§ Raw data:
•••••

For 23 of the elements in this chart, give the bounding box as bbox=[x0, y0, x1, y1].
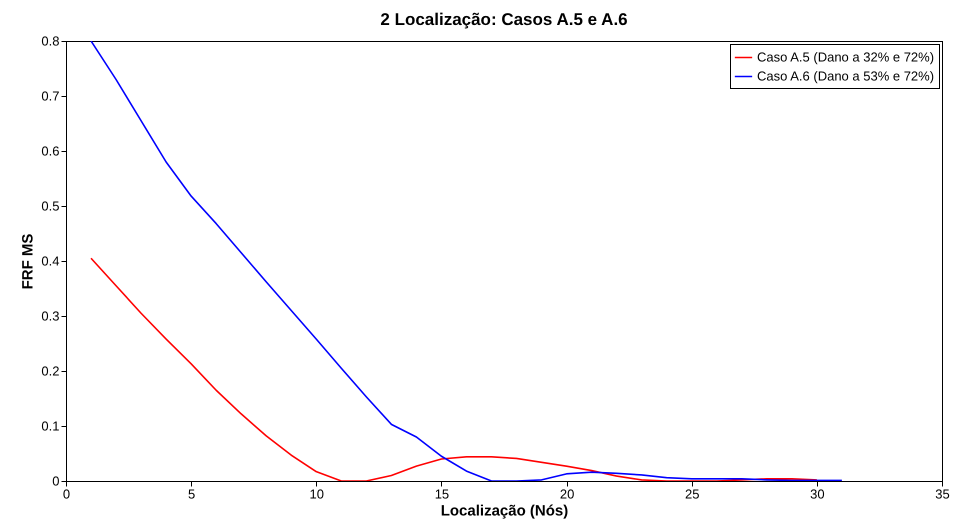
x-tick-label: 0 bbox=[62, 486, 70, 502]
chart-title: 2 Localização: Casos A.5 e A.6 bbox=[380, 10, 628, 29]
legend-label: Caso A.5 (Dano a 32% e 72%) bbox=[757, 50, 934, 64]
y-tick-label: 0.6 bbox=[41, 144, 60, 158]
x-tick-label: 25 bbox=[684, 486, 700, 502]
y-axis-title: FRF MS bbox=[19, 234, 36, 290]
y-tick-label: 0.5 bbox=[41, 198, 60, 214]
y-tick-label: 0.3 bbox=[41, 308, 60, 324]
y-tick-label: 0.7 bbox=[41, 88, 60, 104]
y-tick-label: 0.4 bbox=[41, 254, 60, 268]
y-tick-label: 0.2 bbox=[41, 364, 60, 378]
y-tick-label: 0.1 bbox=[41, 418, 60, 434]
x-axis-title: Localização (Nós) bbox=[440, 502, 568, 520]
x-tick-label: 30 bbox=[810, 486, 825, 502]
x-tick-label: 10 bbox=[310, 486, 324, 502]
line-series bbox=[90, 257, 818, 481]
y-tick-label: 0.8 bbox=[41, 34, 60, 48]
x-tick-label: 5 bbox=[188, 486, 196, 502]
legend-label: Caso A.6 (Dano a 53% e 72%) bbox=[757, 68, 934, 84]
y-tick-label: 0 bbox=[52, 474, 60, 488]
x-tick-label: 15 bbox=[434, 486, 450, 502]
x-tick-label: 35 bbox=[935, 486, 950, 502]
x-tick-label: 20 bbox=[560, 486, 574, 502]
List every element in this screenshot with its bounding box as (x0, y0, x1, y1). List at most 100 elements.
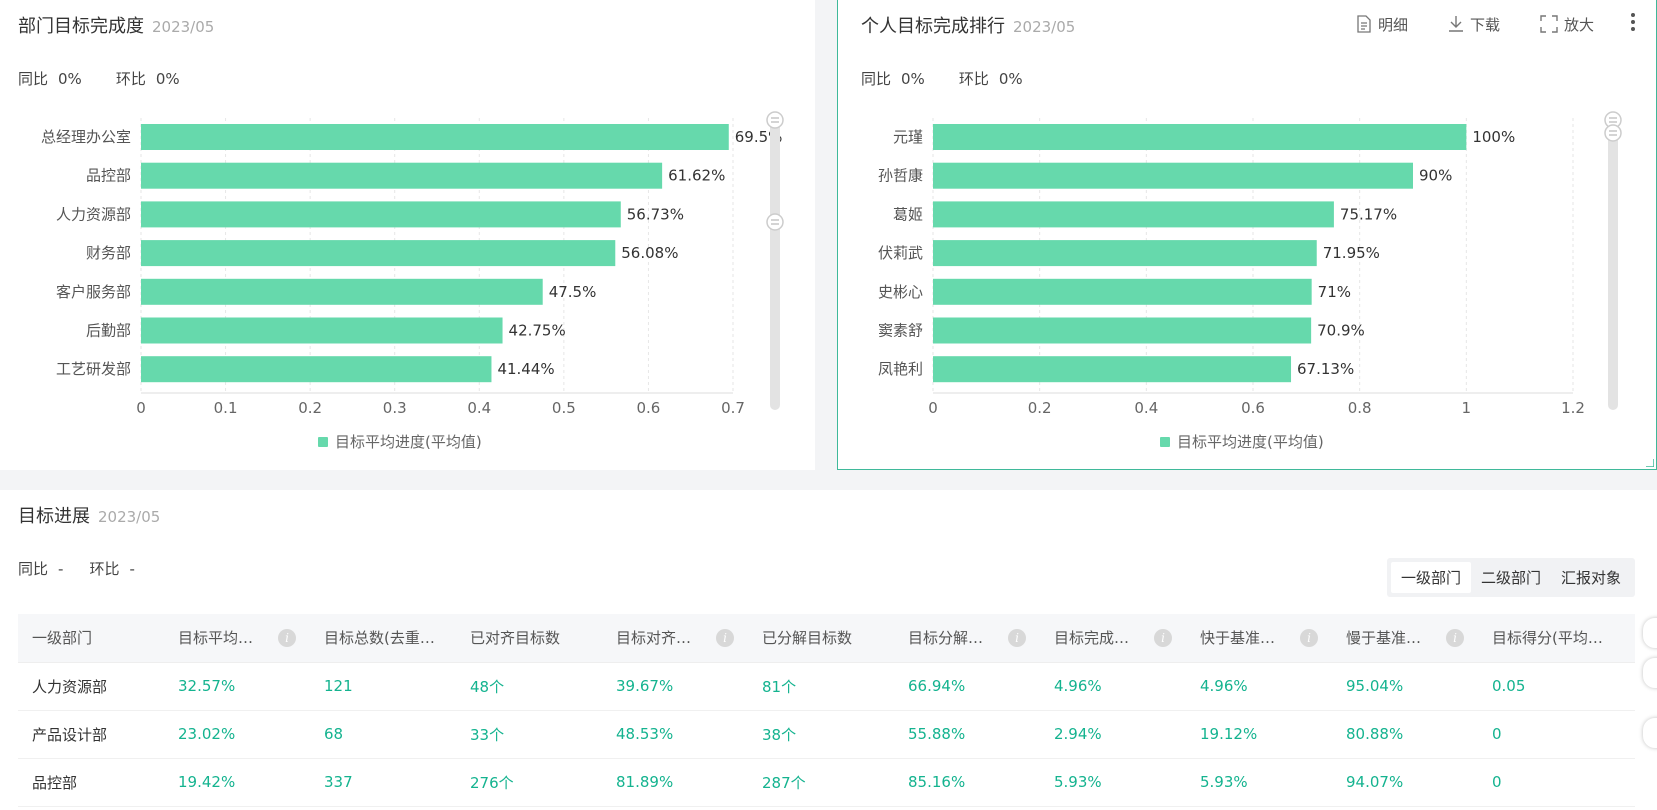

•••••

§ Written instruction: State how many lines in the records above contain the string "this". Reply with the number alone.

§ Task answer: 2